→ TASK
Write every line of the material out exactly as shown.

→ GIVEN DATA
····················
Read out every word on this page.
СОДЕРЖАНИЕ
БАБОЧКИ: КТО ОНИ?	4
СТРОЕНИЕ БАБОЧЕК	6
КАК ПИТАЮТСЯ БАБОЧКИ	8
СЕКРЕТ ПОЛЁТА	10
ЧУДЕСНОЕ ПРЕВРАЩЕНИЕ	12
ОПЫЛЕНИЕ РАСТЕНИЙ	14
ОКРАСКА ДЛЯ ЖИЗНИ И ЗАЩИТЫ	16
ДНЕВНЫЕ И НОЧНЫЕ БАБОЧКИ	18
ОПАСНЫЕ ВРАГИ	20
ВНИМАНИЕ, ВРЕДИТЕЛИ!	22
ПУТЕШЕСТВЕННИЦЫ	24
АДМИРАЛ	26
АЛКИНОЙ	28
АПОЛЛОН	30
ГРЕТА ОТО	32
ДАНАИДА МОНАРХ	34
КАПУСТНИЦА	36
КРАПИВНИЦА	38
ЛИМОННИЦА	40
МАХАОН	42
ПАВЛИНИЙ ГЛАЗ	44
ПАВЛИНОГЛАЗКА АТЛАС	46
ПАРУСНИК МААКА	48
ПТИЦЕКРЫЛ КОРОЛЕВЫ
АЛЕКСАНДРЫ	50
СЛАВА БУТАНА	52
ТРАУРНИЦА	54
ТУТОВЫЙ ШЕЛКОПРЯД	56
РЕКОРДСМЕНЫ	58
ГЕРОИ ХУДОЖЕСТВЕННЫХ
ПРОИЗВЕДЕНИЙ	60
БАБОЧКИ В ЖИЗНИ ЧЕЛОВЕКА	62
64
····················
→ ANSWER FOR THE TASK
Read out every word on this page.
СОДЕРЖАНИЕ
БАБОЧКИ: КТО ОНИ?	4
СТРОЕНИЕ БАБОЧЕК	6
КАК ПИТАЮТСЯ БАБОЧКИ	8
СЕКРЕТ ПОЛЁТА	10
ЧУДЕСНОЕ ПРЕВРАЩЕНИЕ	12
ОПЫЛЕНИЕ РАСТЕНИЙ	14
ОКРАСКА ДЛЯ ЖИЗНИ И ЗАЩИТЫ	16
ДНЕВНЫЕ И НОЧНЫЕ БАБОЧКИ	18
ОПАСНЫЕ ВРАГИ	20
ВНИМАНИЕ, ВРЕДИТЕЛИ!	22
ПУТЕШЕСТВЕННИЦЫ	24
АДМИРАЛ	26
АЛКИНОЙ	28
АПОЛЛОН	30
ГРЕТА ОТО	32
ДАНАИДА МОНАРХ	34
КАПУСТНИЦА	36
КРАПИВНИЦА	38
ЛИМОННИЦА	40
МАХАОН	42
ПАВЛИНИЙ ГЛАЗ	44
ПАВЛИНОГЛАЗКА АТЛАС	46
ПАРУСНИК МААКА	48
ПТИЦЕКРЫЛ КОРОЛЕВЫ
АЛЕКСАНДРЫ	50
СЛАВА БУТАНА	52
ТРАУРНИЦА	54
ТУТОВЫЙ ШЕЛКОПРЯД	56
РЕКОРДСМЕНЫ	58
ГЕРОИ ХУДОЖЕСТВЕННЫХ
ПРОИЗВЕДЕНИЙ	60
БАБОЧКИ В ЖИЗНИ ЧЕЛОВЕКА	62
64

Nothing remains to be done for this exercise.